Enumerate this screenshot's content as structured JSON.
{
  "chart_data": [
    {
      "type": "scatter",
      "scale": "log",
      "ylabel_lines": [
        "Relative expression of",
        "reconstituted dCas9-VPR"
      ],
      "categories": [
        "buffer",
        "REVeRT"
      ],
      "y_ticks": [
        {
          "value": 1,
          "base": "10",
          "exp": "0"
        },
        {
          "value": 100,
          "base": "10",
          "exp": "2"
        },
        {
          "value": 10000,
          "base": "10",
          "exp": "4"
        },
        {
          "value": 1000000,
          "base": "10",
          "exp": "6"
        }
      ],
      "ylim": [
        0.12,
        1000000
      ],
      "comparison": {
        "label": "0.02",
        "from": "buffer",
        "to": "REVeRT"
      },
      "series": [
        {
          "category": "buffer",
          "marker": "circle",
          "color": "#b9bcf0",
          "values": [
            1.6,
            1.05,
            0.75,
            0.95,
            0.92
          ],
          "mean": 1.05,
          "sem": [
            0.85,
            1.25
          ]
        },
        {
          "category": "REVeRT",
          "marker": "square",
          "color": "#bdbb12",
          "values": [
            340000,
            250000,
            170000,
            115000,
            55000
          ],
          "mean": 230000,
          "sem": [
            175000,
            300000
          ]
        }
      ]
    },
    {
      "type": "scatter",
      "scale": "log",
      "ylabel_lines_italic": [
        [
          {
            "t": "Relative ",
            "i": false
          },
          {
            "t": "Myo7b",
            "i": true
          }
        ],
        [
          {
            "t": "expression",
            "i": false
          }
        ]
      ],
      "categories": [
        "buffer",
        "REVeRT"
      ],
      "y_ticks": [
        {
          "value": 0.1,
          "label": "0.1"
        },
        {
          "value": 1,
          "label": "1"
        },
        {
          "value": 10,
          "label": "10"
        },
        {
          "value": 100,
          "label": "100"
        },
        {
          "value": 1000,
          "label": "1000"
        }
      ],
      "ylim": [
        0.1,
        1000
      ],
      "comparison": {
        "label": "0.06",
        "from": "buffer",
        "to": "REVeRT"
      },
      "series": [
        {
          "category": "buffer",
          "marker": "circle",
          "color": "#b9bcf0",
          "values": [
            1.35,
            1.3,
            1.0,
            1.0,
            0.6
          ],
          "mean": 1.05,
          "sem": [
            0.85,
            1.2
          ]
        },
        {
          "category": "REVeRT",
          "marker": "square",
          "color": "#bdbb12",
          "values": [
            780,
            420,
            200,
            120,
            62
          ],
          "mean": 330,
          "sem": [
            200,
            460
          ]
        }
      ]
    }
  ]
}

+--

» TASK OBJECTIVE
Reproduce the listing shown above in its entirety, exactly.

» FINAL ANSWER
Enumerate this screenshot's content as structured JSON.
{
  "chart_data": [
    {
      "type": "scatter",
      "scale": "log",
      "ylabel_lines": [
        "Relative expression of",
        "reconstituted dCas9-VPR"
      ],
      "categories": [
        "buffer",
        "REVeRT"
      ],
      "y_ticks": [
        {
          "value": 1,
          "base": "10",
          "exp": "0"
        },
        {
          "value": 100,
          "base": "10",
          "exp": "2"
        },
        {
          "value": 10000,
          "base": "10",
          "exp": "4"
        },
        {
          "value": 1000000,
          "base": "10",
          "exp": "6"
        }
      ],
      "ylim": [
        0.12,
        1000000
      ],
      "comparison": {
        "label": "0.02",
        "from": "buffer",
        "to": "REVeRT"
      },
      "series": [
        {
          "category": "buffer",
          "marker": "circle",
          "color": "#b9bcf0",
          "values": [
            1.6,
            1.05,
            0.75,
            0.95,
            0.92
          ],
          "mean": 1.05,
          "sem": [
            0.85,
            1.25
          ]
        },
        {
          "category": "REVeRT",
          "marker": "square",
          "color": "#bdbb12",
          "values": [
            340000,
            250000,
            170000,
            115000,
            55000
          ],
          "mean": 230000,
          "sem": [
            175000,
            300000
          ]
        }
      ]
    },
    {
      "type": "scatter",
      "scale": "log",
      "ylabel_lines_italic": [
        [
          {
            "t": "Relative ",
            "i": false
          },
          {
            "t": "Myo7b",
            "i": true
          }
        ],
        [
          {
            "t": "expression",
            "i": false
          }
        ]
      ],
      "categories": [
        "buffer",
        "REVeRT"
      ],
      "y_ticks": [
        {
          "value": 0.1,
          "label": "0.1"
        },
        {
          "value": 1,
          "label": "1"
        },
        {
          "value": 10,
          "label": "10"
        },
        {
          "value": 100,
          "label": "100"
        },
        {
          "value": 1000,
          "label": "1000"
        }
      ],
      "ylim": [
        0.1,
        1000
      ],
      "comparison": {
        "label": "0.06",
        "from": "buffer",
        "to": "REVeRT"
      },
      "series": [
        {
          "category": "buffer",
          "marker": "circle",
          "color": "#b9bcf0",
          "values": [
            1.35,
            1.3,
            1.0,
            1.0,
            0.6
          ],
          "mean": 1.05,
          "sem": [
            0.85,
            1.2
          ]
        },
        {
          "category": "REVeRT",
          "marker": "square",
          "color": "#bdbb12",
          "values": [
            780,
            420,
            200,
            120,
            62
          ],
          "mean": 330,
          "sem": [
            200,
            460
          ]
        }
      ]
    }
  ]
}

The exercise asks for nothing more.